- Entries:
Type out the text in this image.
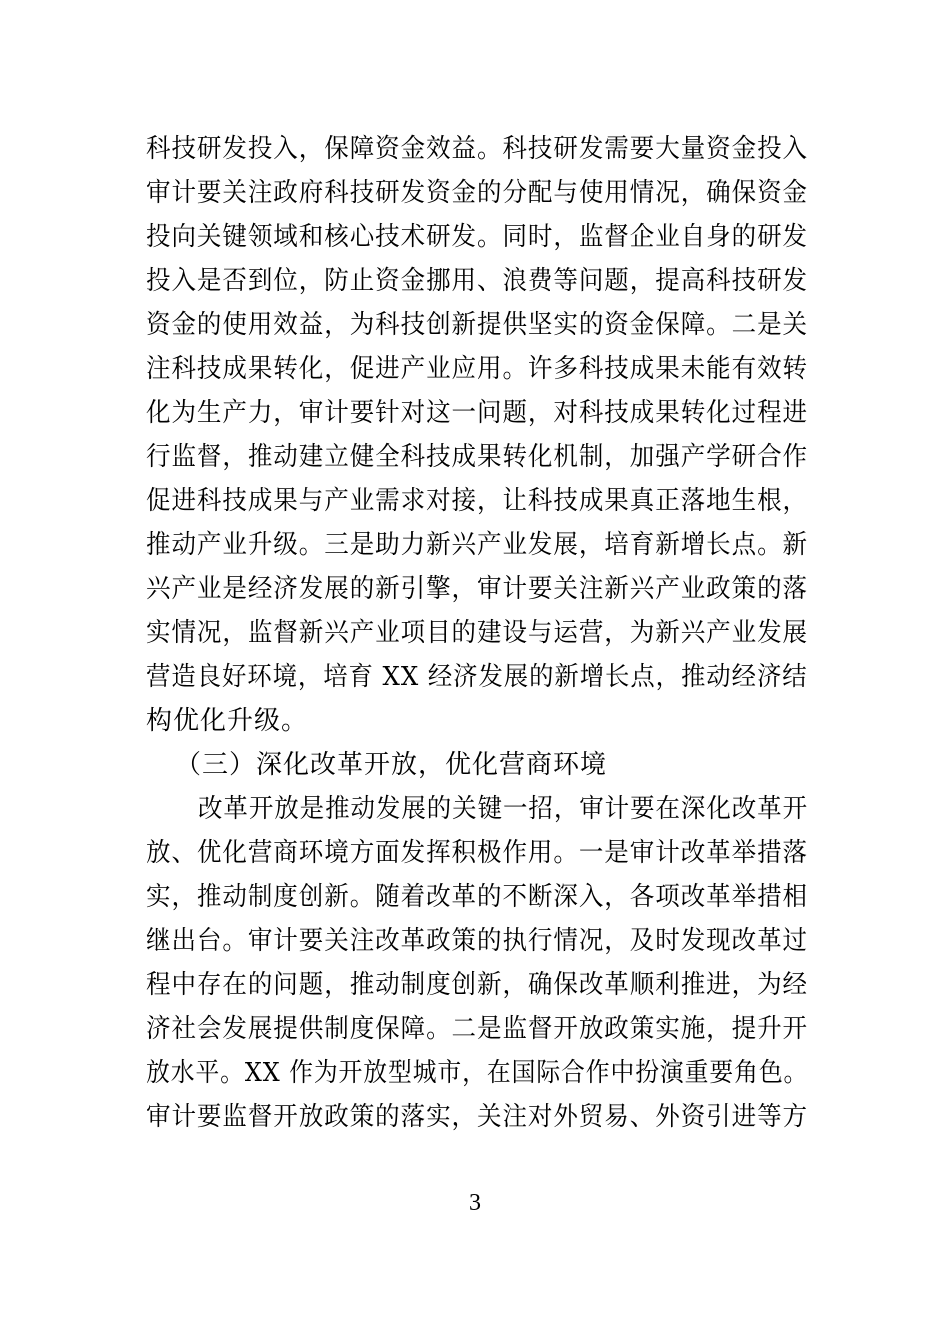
科技研发投入，保障资金效益。科技研发需要大量资金投入
审计要关注政府科技研发资金的分配与使用情况，确保资金
投向关键领域和核心技术研发。同时，监督企业自身的研发
投入是否到位，防止资金挪用、浪费等问题，提高科技研发
资金的使用效益，为科技创新提供坚实的资金保障。二是关
注科技成果转化，促进产业应用。许多科技成果未能有效转
化为生产力，审计要针对这一问题，对科技成果转化过程进
行监督，推动建立健全科技成果转化机制，加强产学研合作
促进科技成果与产业需求对接，让科技成果真正落地生根，
推动产业升级。三是助力新兴产业发展，培育新增长点。新
兴产业是经济发展的新引擎，审计要关注新兴产业政策的落
实情况，监督新兴产业项目的建设与运营，为新兴产业发展
营造良好环境，培育 XX 经济发展的新增长点，推动经济结
构优化升级。
（三）深化改革开放，优化营商环境
改革开放是推动发展的关键一招，审计要在深化改革开
放、优化营商环境方面发挥积极作用。一是审计改革举措落
实，推动制度创新。随着改革的不断深入，各项改革举措相
继出台。审计要关注改革政策的执行情况，及时发现改革过
程中存在的问题，推动制度创新，确保改革顺利推进，为经
济社会发展提供制度保障。二是监督开放政策实施，提升开
放水平。XX 作为开放型城市，在国际合作中扮演重要角色。
审计要监督开放政策的落实，关注对外贸易、外资引进等方
3
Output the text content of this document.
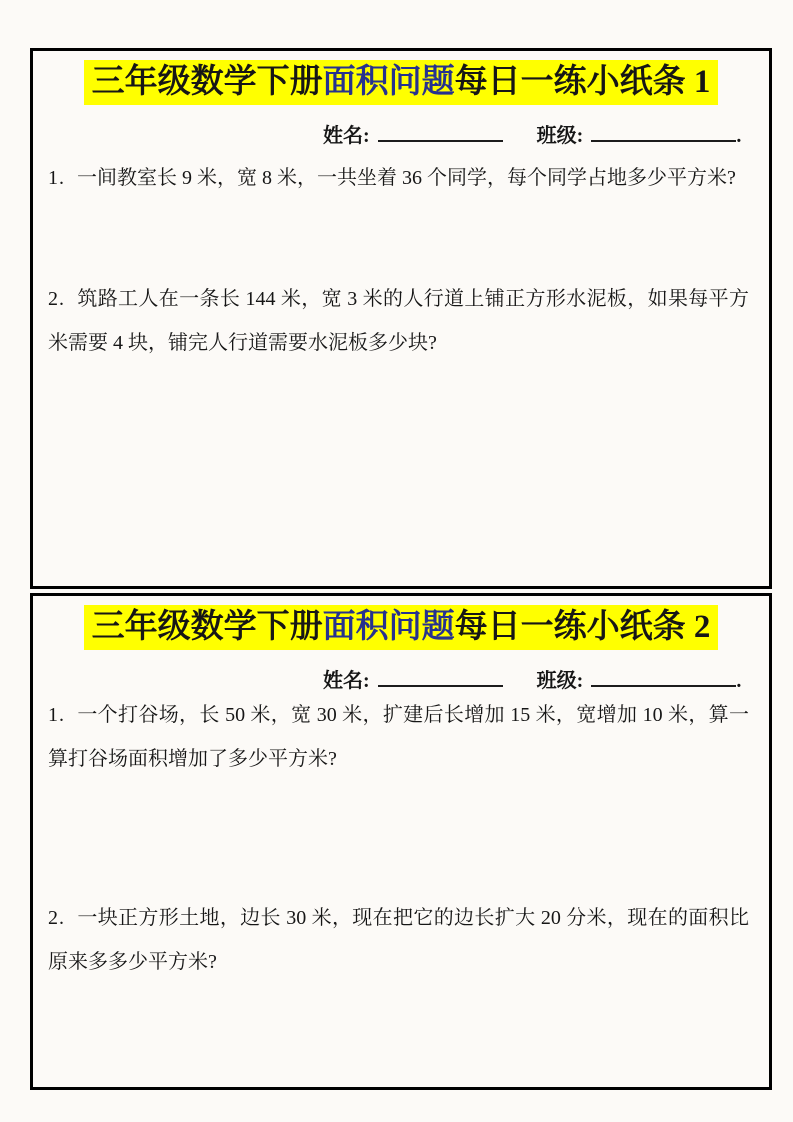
三年级数学下册面积问题每日一练小纸条 1
姓名:	班级:	.
1. 一间教室长 9 米，宽 8 米，一共坐着 36 个同学，每个同学占地多少平方米?
2. 筑路工人在一条长 144 米，宽 3 米的人行道上铺正方形水泥板，如果每平方米需要 4 块，铺完人行道需要水泥板多少块?
三年级数学下册面积问题每日一练小纸条 2
姓名:	班级:	.
1. 一个打谷场，长 50 米，宽 30 米，扩建后长增加 15 米，宽增加 10 米，算一算打谷场面积增加了多少平方米?
2. 一块正方形土地，边长 30 米，现在把它的边长扩大 20 分米，现在的面积比原来多多少平方米?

- Stated exercise: Reproduce all the records verbatim, excluding images.

- Response to this exercise:
Type out the text in this image.
科技研发投入，保障资金效益。科技研发需要大量资金投入
审计要关注政府科技研发资金的分配与使用情况，确保资金
投向关键领域和核心技术研发。同时，监督企业自身的研发
投入是否到位，防止资金挪用、浪费等问题，提高科技研发
资金的使用效益，为科技创新提供坚实的资金保障。二是关
注科技成果转化，促进产业应用。许多科技成果未能有效转
化为生产力，审计要针对这一问题，对科技成果转化过程进
行监督，推动建立健全科技成果转化机制，加强产学研合作
促进科技成果与产业需求对接，让科技成果真正落地生根，
推动产业升级。三是助力新兴产业发展，培育新增长点。新
兴产业是经济发展的新引擎，审计要关注新兴产业政策的落
实情况，监督新兴产业项目的建设与运营，为新兴产业发展
营造良好环境，培育 XX 经济发展的新增长点，推动经济结
构优化升级。
（三）深化改革开放，优化营商环境
改革开放是推动发展的关键一招，审计要在深化改革开
放、优化营商环境方面发挥积极作用。一是审计改革举措落
实，推动制度创新。随着改革的不断深入，各项改革举措相
继出台。审计要关注改革政策的执行情况，及时发现改革过
程中存在的问题，推动制度创新，确保改革顺利推进，为经
济社会发展提供制度保障。二是监督开放政策实施，提升开
放水平。XX 作为开放型城市，在国际合作中扮演重要角色。
审计要监督开放政策的落实，关注对外贸易、外资引进等方
3
Output the text content of this document.
三年级数学下册面积问题每日一练小纸条 1
姓名:	班级:	.
1. 一间教室长 9 米，宽 8 米，一共坐着 36 个同学，每个同学占地多少平方米?
2. 筑路工人在一条长 144 米，宽 3 米的人行道上铺正方形水泥板，如果每平方米需要 4 块，铺完人行道需要水泥板多少块?
三年级数学下册面积问题每日一练小纸条 2
姓名:	班级:	.
1. 一个打谷场，长 50 米，宽 30 米，扩建后长增加 15 米，宽增加 10 米，算一算打谷场面积增加了多少平方米?
2. 一块正方形土地，边长 30 米，现在把它的边长扩大 20 分米，现在的面积比原来多多少平方米?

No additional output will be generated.